Dataset items
§ §

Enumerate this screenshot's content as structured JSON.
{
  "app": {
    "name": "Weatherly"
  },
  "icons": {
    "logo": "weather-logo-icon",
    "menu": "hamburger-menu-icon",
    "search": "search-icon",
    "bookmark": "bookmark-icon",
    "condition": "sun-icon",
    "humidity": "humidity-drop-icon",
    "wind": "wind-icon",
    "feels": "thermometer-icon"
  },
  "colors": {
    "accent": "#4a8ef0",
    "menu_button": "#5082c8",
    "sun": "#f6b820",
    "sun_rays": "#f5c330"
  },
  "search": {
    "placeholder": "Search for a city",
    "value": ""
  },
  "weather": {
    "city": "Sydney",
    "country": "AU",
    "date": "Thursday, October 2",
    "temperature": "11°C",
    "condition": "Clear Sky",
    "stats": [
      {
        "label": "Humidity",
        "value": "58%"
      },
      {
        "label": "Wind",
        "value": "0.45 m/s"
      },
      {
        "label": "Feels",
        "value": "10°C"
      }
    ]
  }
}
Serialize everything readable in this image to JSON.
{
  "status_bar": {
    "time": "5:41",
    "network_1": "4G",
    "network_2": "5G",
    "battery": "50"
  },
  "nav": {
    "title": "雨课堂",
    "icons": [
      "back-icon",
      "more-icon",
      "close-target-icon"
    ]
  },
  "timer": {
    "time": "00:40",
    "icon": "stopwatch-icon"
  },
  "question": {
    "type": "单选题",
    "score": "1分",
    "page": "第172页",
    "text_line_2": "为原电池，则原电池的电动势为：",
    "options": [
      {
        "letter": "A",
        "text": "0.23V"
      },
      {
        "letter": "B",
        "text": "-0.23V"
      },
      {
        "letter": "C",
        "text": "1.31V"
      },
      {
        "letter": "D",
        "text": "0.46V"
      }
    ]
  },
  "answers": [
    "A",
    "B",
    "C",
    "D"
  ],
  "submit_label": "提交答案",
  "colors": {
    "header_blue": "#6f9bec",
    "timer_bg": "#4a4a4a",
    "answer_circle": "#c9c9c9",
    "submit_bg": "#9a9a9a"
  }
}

§ §

### Problem statement
Give solely the number of lines in the data that contain the string "this".

### Completed task
2